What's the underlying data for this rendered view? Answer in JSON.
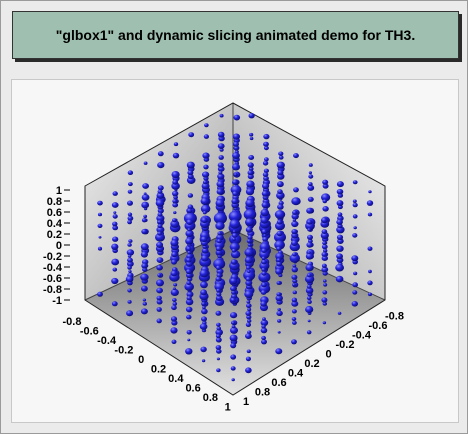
{
  "title": "\"glbox1\" and dynamic slicing animated demo for TH3.",
  "colors": {
    "title_bg": "#9fc0b0",
    "box_light": "#e6e6e6",
    "box_dark": "#8a8a8a",
    "marker": "#2323d8"
  },
  "chart_data": {
    "type": "scatter",
    "subtype": "3D histogram (TH3) glbox",
    "title": "",
    "axes": {
      "z": {
        "range": [
          -1,
          1
        ],
        "ticks": [
          "1",
          "0.8",
          "0.6",
          "0.4",
          "0.2",
          "0",
          "-0.2",
          "-0.4",
          "-0.6",
          "-0.8",
          "-1"
        ]
      },
      "x": {
        "range": [
          -1,
          1
        ],
        "ticks": [
          "-0.8",
          "-0.6",
          "-0.4",
          "-0.2",
          "0",
          "0.2",
          "0.4",
          "0.6",
          "0.8",
          "1"
        ]
      },
      "y": {
        "range": [
          -1,
          1
        ],
        "ticks": [
          "1",
          "0.8",
          "0.6",
          "0.4",
          "0.2",
          "0",
          "-0.2",
          "-0.4",
          "-0.6",
          "-0.8"
        ]
      }
    },
    "grid": false,
    "marker_shape": "ellipsoid"
  }
}
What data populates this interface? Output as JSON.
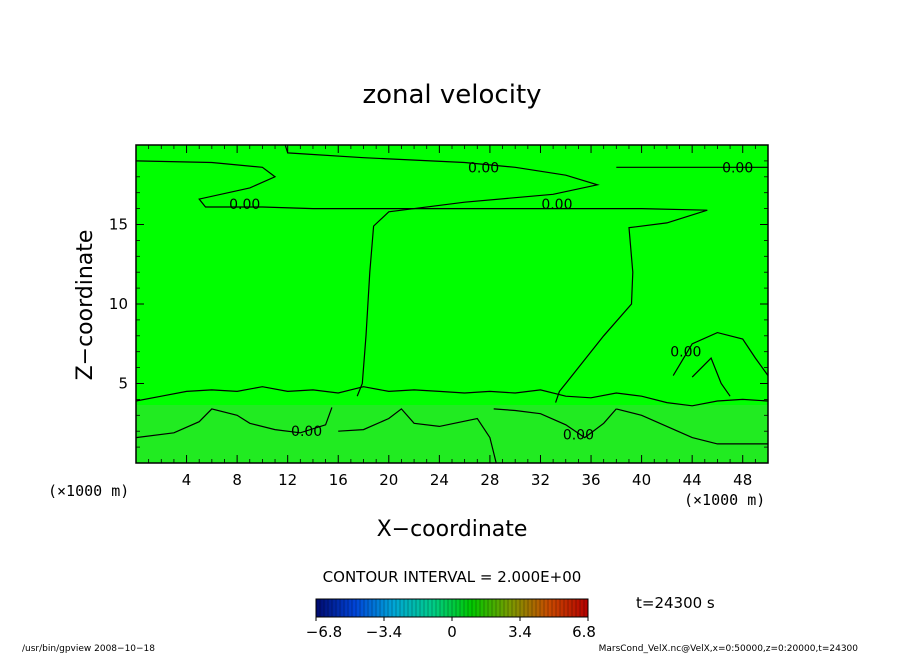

▶ WHAT IS BEING ASKED
Every entry above needs to be retyped exactly; drop the pictures.

▶ EXERCISE SOLUTION
What's the underlying data for this rendered view? Answer in JSON.
{
  "title": "\"glbox1\" and dynamic slicing animated demo for TH3.",
  "colors": {
    "title_bg": "#9fc0b0",
    "box_light": "#e6e6e6",
    "box_dark": "#8a8a8a",
    "marker": "#2323d8"
  },
  "chart_data": {
    "type": "scatter",
    "subtype": "3D histogram (TH3) glbox",
    "title": "",
    "axes": {
      "z": {
        "range": [
          -1,
          1
        ],
        "ticks": [
          "1",
          "0.8",
          "0.6",
          "0.4",
          "0.2",
          "0",
          "-0.2",
          "-0.4",
          "-0.6",
          "-0.8",
          "-1"
        ]
      },
      "x": {
        "range": [
          -1,
          1
        ],
        "ticks": [
          "-0.8",
          "-0.6",
          "-0.4",
          "-0.2",
          "0",
          "0.2",
          "0.4",
          "0.6",
          "0.8",
          "1"
        ]
      },
      "y": {
        "range": [
          -1,
          1
        ],
        "ticks": [
          "1",
          "0.8",
          "0.6",
          "0.4",
          "0.2",
          "0",
          "-0.2",
          "-0.4",
          "-0.6",
          "-0.8"
        ]
      }
    },
    "grid": false,
    "marker_shape": "ellipsoid"
  }
}
What data populates this interface? Output as JSON.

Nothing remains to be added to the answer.